* begin *

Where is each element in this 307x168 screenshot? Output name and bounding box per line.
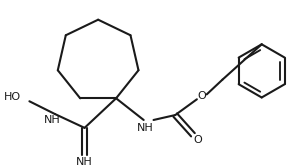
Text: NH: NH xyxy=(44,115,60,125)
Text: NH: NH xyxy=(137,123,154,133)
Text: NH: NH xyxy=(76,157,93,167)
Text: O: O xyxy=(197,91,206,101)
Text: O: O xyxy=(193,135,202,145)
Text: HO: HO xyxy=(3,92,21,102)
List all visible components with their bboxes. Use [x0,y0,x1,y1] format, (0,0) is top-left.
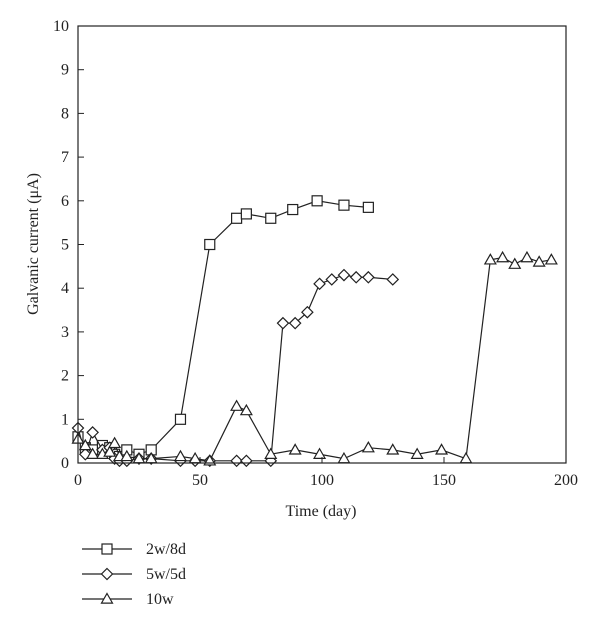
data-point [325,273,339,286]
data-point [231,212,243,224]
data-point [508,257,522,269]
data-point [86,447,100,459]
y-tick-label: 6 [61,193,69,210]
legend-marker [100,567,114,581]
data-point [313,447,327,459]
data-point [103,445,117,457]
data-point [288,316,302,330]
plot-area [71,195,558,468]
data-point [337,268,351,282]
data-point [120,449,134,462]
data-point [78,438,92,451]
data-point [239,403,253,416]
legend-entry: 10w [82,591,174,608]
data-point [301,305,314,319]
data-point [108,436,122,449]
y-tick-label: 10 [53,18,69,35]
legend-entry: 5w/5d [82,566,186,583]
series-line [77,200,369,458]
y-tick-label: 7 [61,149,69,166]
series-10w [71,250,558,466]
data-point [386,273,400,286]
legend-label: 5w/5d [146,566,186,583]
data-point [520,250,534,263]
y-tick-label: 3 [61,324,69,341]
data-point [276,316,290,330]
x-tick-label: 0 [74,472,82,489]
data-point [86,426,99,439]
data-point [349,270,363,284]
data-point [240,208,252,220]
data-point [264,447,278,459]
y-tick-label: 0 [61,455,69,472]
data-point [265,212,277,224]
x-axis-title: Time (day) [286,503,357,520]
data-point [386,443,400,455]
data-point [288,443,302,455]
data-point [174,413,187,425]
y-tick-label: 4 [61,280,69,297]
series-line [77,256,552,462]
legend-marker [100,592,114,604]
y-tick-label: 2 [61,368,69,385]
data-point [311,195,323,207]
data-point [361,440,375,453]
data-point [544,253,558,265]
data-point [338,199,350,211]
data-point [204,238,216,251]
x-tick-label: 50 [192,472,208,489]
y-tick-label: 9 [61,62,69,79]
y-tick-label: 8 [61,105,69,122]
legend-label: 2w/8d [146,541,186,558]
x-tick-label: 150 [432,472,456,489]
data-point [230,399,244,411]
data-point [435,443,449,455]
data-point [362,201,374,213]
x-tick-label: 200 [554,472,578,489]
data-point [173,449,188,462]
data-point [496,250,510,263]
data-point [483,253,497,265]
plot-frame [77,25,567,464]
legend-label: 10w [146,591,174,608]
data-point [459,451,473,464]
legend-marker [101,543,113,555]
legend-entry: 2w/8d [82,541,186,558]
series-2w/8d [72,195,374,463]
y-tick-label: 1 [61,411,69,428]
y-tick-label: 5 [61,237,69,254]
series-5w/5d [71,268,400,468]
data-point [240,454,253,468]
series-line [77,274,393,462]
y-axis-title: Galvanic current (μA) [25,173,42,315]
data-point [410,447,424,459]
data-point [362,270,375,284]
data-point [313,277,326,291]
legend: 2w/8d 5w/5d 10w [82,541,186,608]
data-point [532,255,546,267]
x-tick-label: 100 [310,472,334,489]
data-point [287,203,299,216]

* end *

### Task prompt
Reproduce the entries word for word, beginning at their first line and continuing through the line that contains "List all visible", with both ends included. Leave the pictures out of your answer.

### The output
Where is each element in this 307x168 screenshot? Output name and bounding box per line.
Text: NH: NH xyxy=(44,115,60,125)
Text: NH: NH xyxy=(137,123,154,133)
Text: NH: NH xyxy=(76,157,93,167)
Text: O: O xyxy=(197,91,206,101)
Text: O: O xyxy=(193,135,202,145)
Text: HO: HO xyxy=(3,92,21,102)
List all visible components with their bboxes. Use [x0,y0,x1,y1] format, (0,0) is top-left.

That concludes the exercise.